- **Data lines**:
# # # # # # #

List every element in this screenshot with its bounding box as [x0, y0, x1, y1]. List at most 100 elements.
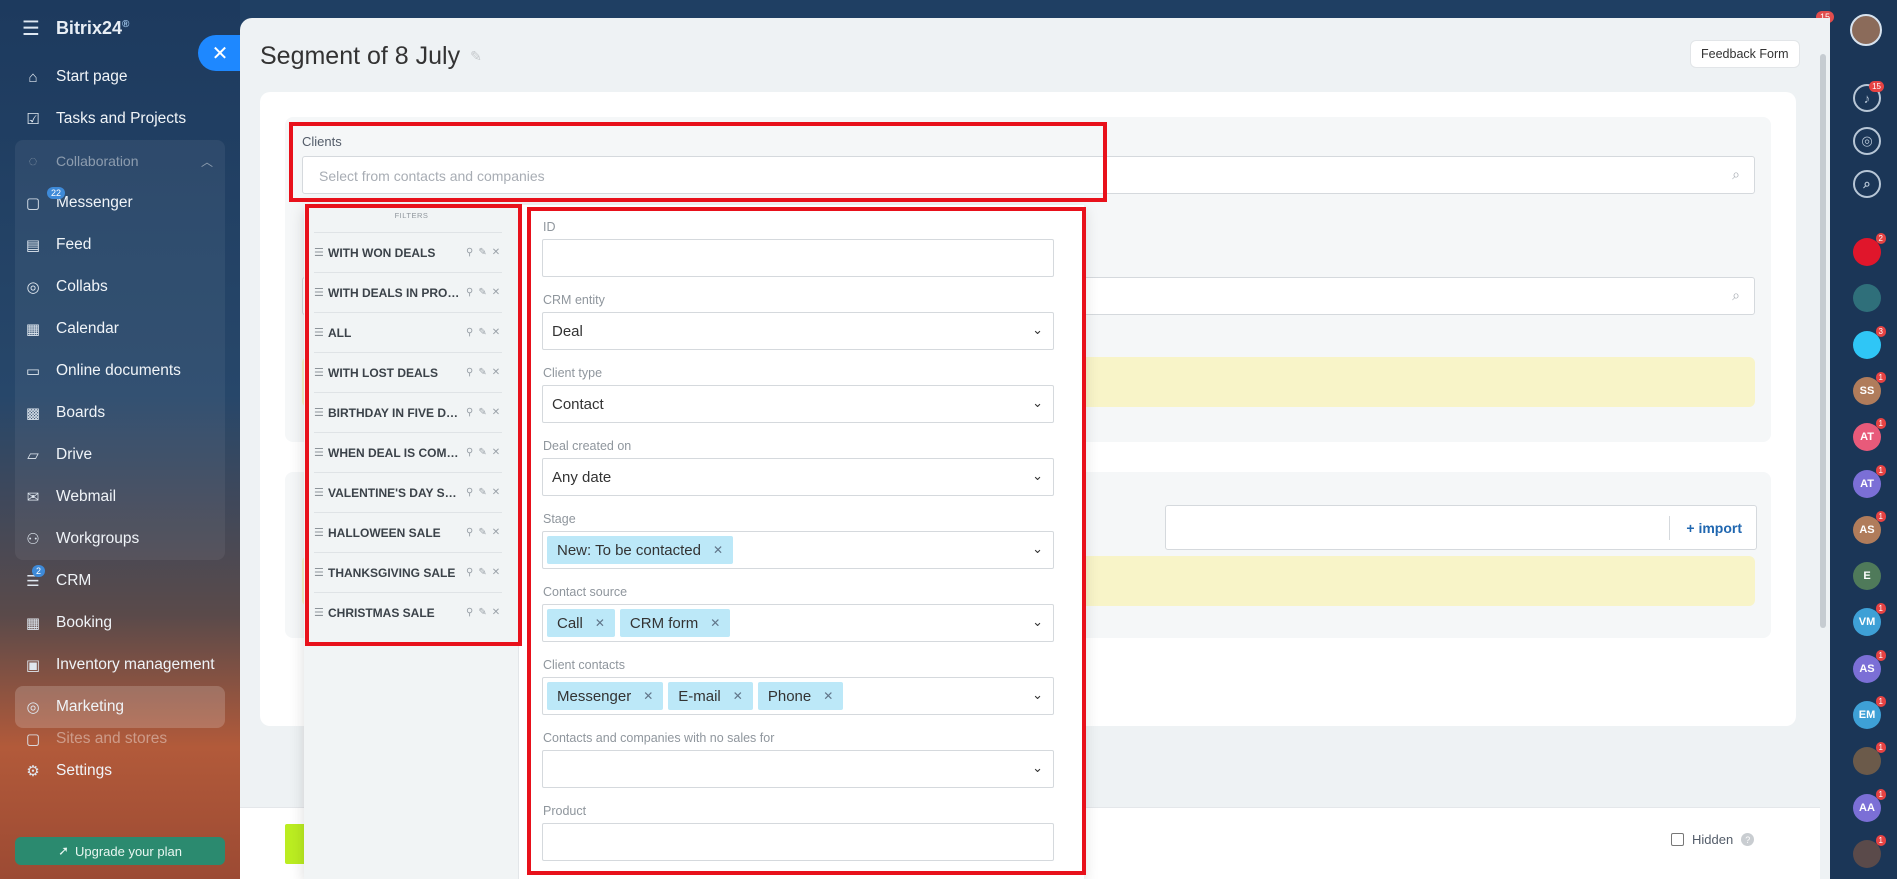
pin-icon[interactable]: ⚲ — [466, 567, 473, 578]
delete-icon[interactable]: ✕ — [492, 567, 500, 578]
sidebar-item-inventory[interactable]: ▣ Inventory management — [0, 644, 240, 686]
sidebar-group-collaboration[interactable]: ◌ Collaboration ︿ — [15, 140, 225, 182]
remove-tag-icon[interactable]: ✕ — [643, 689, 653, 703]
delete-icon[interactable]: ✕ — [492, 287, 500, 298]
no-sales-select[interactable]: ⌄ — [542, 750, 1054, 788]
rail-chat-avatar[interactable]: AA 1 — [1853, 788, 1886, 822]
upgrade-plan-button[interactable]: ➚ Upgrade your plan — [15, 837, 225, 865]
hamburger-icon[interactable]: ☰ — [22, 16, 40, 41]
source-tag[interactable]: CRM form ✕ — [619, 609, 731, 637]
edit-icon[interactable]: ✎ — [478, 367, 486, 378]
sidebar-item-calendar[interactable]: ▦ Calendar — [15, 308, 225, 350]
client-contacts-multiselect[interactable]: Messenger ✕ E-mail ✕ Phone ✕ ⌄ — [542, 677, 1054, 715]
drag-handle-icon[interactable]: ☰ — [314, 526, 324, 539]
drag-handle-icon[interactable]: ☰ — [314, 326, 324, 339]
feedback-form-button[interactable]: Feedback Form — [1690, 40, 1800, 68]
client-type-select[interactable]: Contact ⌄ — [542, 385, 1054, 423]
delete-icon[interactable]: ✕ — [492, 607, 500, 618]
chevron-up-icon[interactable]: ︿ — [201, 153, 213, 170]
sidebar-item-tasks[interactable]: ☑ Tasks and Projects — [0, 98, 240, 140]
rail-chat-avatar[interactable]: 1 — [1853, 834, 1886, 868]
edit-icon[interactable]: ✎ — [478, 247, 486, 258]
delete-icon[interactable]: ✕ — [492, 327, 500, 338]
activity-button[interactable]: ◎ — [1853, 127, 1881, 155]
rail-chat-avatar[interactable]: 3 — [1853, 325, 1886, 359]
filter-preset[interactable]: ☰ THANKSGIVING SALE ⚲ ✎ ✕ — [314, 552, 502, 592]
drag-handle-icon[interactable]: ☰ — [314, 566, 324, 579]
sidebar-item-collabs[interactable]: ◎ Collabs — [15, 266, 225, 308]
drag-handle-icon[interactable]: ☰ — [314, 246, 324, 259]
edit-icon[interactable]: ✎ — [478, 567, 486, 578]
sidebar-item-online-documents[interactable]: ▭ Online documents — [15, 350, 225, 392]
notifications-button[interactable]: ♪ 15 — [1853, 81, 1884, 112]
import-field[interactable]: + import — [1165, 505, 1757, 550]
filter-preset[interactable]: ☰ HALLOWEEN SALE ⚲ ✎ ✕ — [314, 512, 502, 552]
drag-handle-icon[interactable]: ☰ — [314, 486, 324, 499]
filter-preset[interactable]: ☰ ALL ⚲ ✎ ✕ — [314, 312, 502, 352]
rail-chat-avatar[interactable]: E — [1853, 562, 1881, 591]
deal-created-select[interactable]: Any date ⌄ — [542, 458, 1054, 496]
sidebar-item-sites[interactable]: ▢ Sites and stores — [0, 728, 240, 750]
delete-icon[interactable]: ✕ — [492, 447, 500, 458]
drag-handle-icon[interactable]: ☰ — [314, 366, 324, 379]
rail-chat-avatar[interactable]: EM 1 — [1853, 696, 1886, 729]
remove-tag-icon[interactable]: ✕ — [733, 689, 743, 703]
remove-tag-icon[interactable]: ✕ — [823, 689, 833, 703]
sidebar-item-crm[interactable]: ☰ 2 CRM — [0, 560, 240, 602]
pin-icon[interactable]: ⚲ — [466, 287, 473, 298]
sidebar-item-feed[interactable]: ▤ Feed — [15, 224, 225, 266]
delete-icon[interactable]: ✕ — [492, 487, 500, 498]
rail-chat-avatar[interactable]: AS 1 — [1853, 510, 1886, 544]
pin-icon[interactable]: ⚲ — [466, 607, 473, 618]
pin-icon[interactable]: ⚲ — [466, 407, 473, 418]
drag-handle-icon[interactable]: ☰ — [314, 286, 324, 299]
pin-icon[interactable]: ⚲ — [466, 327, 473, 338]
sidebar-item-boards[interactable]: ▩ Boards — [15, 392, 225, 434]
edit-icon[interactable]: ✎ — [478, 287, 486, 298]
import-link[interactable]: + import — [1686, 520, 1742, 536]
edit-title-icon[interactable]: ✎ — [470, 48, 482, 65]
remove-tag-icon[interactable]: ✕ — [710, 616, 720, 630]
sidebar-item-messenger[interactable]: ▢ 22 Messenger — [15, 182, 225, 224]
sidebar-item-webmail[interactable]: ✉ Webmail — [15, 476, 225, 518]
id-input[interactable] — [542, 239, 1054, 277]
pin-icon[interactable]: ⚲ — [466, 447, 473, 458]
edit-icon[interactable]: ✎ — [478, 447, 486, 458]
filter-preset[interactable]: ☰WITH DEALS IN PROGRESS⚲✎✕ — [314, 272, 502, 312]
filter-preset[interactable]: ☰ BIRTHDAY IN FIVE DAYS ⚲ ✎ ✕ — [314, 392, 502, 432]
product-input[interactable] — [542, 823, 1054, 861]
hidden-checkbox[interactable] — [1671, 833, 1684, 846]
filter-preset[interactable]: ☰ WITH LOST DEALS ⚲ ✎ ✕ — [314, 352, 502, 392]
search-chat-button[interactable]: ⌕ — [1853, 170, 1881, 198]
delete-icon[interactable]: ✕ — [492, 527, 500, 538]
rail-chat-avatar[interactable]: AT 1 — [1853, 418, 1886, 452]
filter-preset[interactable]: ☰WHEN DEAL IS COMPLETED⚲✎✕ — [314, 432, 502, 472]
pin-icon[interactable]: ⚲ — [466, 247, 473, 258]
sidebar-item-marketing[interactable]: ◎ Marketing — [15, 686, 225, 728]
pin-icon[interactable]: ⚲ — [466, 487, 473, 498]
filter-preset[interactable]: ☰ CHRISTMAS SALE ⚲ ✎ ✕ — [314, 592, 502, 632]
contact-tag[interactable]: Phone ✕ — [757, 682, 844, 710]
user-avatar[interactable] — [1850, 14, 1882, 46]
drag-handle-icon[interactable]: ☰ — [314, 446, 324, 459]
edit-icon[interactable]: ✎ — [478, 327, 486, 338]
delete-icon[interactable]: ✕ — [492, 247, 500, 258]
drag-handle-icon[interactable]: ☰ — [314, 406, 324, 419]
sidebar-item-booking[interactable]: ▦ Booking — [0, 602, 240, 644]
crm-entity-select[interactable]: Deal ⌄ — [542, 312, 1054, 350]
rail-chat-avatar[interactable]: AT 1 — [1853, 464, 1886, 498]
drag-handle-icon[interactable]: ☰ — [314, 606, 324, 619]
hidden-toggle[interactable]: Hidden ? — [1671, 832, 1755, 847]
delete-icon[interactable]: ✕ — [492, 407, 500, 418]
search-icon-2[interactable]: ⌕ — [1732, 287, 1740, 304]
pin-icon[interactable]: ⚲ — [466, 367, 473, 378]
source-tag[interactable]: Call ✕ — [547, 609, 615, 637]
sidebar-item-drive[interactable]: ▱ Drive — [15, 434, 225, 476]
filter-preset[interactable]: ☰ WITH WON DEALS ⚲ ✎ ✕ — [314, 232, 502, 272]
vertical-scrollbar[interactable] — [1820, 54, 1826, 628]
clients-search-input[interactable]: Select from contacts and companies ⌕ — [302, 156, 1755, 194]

# # # # # # #

- **What the exercise asks**:
Reproduce all of the lines above character for character, leaving out the pictures.

- **Result for this task**:
List every element in this screenshot with its bounding box as [x0, y0, x1, y1]. List at most 100 elements.
pin-icon[interactable]: ⚲ — [466, 567, 473, 578]
delete-icon[interactable]: ✕ — [492, 567, 500, 578]
sidebar-item-inventory[interactable]: ▣ Inventory management — [0, 644, 240, 686]
sidebar-group-collaboration[interactable]: ◌ Collaboration ︿ — [15, 140, 225, 182]
remove-tag-icon[interactable]: ✕ — [643, 689, 653, 703]
delete-icon[interactable]: ✕ — [492, 287, 500, 298]
no-sales-select[interactable]: ⌄ — [542, 750, 1054, 788]
rail-chat-avatar[interactable]: AA 1 — [1853, 788, 1886, 822]
upgrade-plan-button[interactable]: ➚ Upgrade your plan — [15, 837, 225, 865]
hamburger-icon[interactable]: ☰ — [22, 16, 40, 41]
source-tag[interactable]: CRM form ✕ — [619, 609, 731, 637]
edit-icon[interactable]: ✎ — [478, 367, 486, 378]
sidebar-item-calendar[interactable]: ▦ Calendar — [15, 308, 225, 350]
client-contacts-multiselect[interactable]: Messenger ✕ E-mail ✕ Phone ✕ ⌄ — [542, 677, 1054, 715]
drag-handle-icon[interactable]: ☰ — [314, 526, 324, 539]
drag-handle-icon[interactable]: ☰ — [314, 326, 324, 339]
feedback-form-button[interactable]: Feedback Form — [1690, 40, 1800, 68]
client-type-select[interactable]: Contact ⌄ — [542, 385, 1054, 423]
delete-icon[interactable]: ✕ — [492, 607, 500, 618]
chevron-up-icon[interactable]: ︿ — [201, 153, 213, 170]
sidebar-item-tasks[interactable]: ☑ Tasks and Projects — [0, 98, 240, 140]
rail-chat-avatar[interactable]: 1 — [1853, 834, 1886, 868]
edit-icon[interactable]: ✎ — [478, 247, 486, 258]
delete-icon[interactable]: ✕ — [492, 327, 500, 338]
activity-button[interactable]: ◎ — [1853, 127, 1881, 155]
rail-chat-avatar[interactable]: 3 — [1853, 325, 1886, 359]
filter-preset[interactable]: ☰ THANKSGIVING SALE ⚲ ✎ ✕ — [314, 552, 502, 592]
drag-handle-icon[interactable]: ☰ — [314, 566, 324, 579]
sidebar-item-collabs[interactable]: ◎ Collabs — [15, 266, 225, 308]
drag-handle-icon[interactable]: ☰ — [314, 246, 324, 259]
edit-icon[interactable]: ✎ — [478, 567, 486, 578]
sidebar-item-online-documents[interactable]: ▭ Online documents — [15, 350, 225, 392]
notifications-button[interactable]: ♪ 15 — [1853, 81, 1884, 112]
import-field[interactable]: + import — [1165, 505, 1757, 550]
filter-preset[interactable]: ☰ HALLOWEEN SALE ⚲ ✎ ✕ — [314, 512, 502, 552]
drag-handle-icon[interactable]: ☰ — [314, 486, 324, 499]
filter-preset[interactable]: ☰ ALL ⚲ ✎ ✕ — [314, 312, 502, 352]
rail-chat-avatar[interactable]: E — [1853, 562, 1881, 591]
deal-created-select[interactable]: Any date ⌄ — [542, 458, 1054, 496]
sidebar-item-sites[interactable]: ▢ Sites and stores — [0, 728, 240, 750]
delete-icon[interactable]: ✕ — [492, 447, 500, 458]
drag-handle-icon[interactable]: ☰ — [314, 366, 324, 379]
rail-chat-avatar[interactable]: EM 1 — [1853, 696, 1886, 729]
remove-tag-icon[interactable]: ✕ — [733, 689, 743, 703]
remove-tag-icon[interactable]: ✕ — [823, 689, 833, 703]
sidebar-item-crm[interactable]: ☰ 2 CRM — [0, 560, 240, 602]
pin-icon[interactable]: ⚲ — [466, 287, 473, 298]
sidebar-item-feed[interactable]: ▤ Feed — [15, 224, 225, 266]
delete-icon[interactable]: ✕ — [492, 487, 500, 498]
rail-chat-avatar[interactable]: AS 1 — [1853, 510, 1886, 544]
pin-icon[interactable]: ⚲ — [466, 607, 473, 618]
pin-icon[interactable]: ⚲ — [466, 407, 473, 418]
drag-handle-icon[interactable]: ☰ — [314, 286, 324, 299]
pin-icon[interactable]: ⚲ — [466, 327, 473, 338]
sidebar-item-boards[interactable]: ▩ Boards — [15, 392, 225, 434]
edit-icon[interactable]: ✎ — [478, 287, 486, 298]
import-link[interactable]: + import — [1686, 520, 1742, 536]
edit-title-icon[interactable]: ✎ — [470, 48, 482, 65]
remove-tag-icon[interactable]: ✕ — [710, 616, 720, 630]
sidebar-item-messenger[interactable]: ▢ 22 Messenger — [15, 182, 225, 224]
sidebar-item-webmail[interactable]: ✉ Webmail — [15, 476, 225, 518]
id-input[interactable] — [542, 239, 1054, 277]
pin-icon[interactable]: ⚲ — [466, 447, 473, 458]
edit-icon[interactable]: ✎ — [478, 447, 486, 458]
filter-preset[interactable]: ☰WITH DEALS IN PROGRESS⚲✎✕ — [314, 272, 502, 312]
filter-preset[interactable]: ☰ BIRTHDAY IN FIVE DAYS ⚲ ✎ ✕ — [314, 392, 502, 432]
product-input[interactable] — [542, 823, 1054, 861]
hidden-checkbox[interactable] — [1671, 833, 1684, 846]
filter-preset[interactable]: ☰ WITH LOST DEALS ⚲ ✎ ✕ — [314, 352, 502, 392]
search-chat-button[interactable]: ⌕ — [1853, 170, 1881, 198]
delete-icon[interactable]: ✕ — [492, 527, 500, 538]
rail-chat-avatar[interactable]: AT 1 — [1853, 418, 1886, 452]
filter-preset[interactable]: ☰WHEN DEAL IS COMPLETED⚲✎✕ — [314, 432, 502, 472]
pin-icon[interactable]: ⚲ — [466, 247, 473, 258]
sidebar-item-marketing[interactable]: ◎ Marketing — [15, 686, 225, 728]
pin-icon[interactable]: ⚲ — [466, 487, 473, 498]
filter-preset[interactable]: ☰ CHRISTMAS SALE ⚲ ✎ ✕ — [314, 592, 502, 632]
contact-tag[interactable]: Phone ✕ — [757, 682, 844, 710]
user-avatar[interactable] — [1850, 14, 1882, 46]
drag-handle-icon[interactable]: ☰ — [314, 446, 324, 459]
edit-icon[interactable]: ✎ — [478, 327, 486, 338]
delete-icon[interactable]: ✕ — [492, 247, 500, 258]
drag-handle-icon[interactable]: ☰ — [314, 406, 324, 419]
sidebar-item-booking[interactable]: ▦ Booking — [0, 602, 240, 644]
crm-entity-select[interactable]: Deal ⌄ — [542, 312, 1054, 350]
rail-chat-avatar[interactable]: AT 1 — [1853, 464, 1886, 498]
drag-handle-icon[interactable]: ☰ — [314, 606, 324, 619]
hidden-toggle[interactable]: Hidden ? — [1671, 832, 1755, 847]
delete-icon[interactable]: ✕ — [492, 407, 500, 418]
search-icon-2[interactable]: ⌕ — [1732, 287, 1740, 304]
pin-icon[interactable]: ⚲ — [466, 367, 473, 378]
source-tag[interactable]: Call ✕ — [547, 609, 615, 637]
sidebar-item-drive[interactable]: ▱ Drive — [15, 434, 225, 476]
filter-preset[interactable]: ☰ WITH WON DEALS ⚲ ✎ ✕ — [314, 232, 502, 272]
vertical-scrollbar[interactable] — [1820, 54, 1826, 628]
clients-search-input[interactable]: Select from contacts and companies ⌕ — [302, 156, 1755, 194]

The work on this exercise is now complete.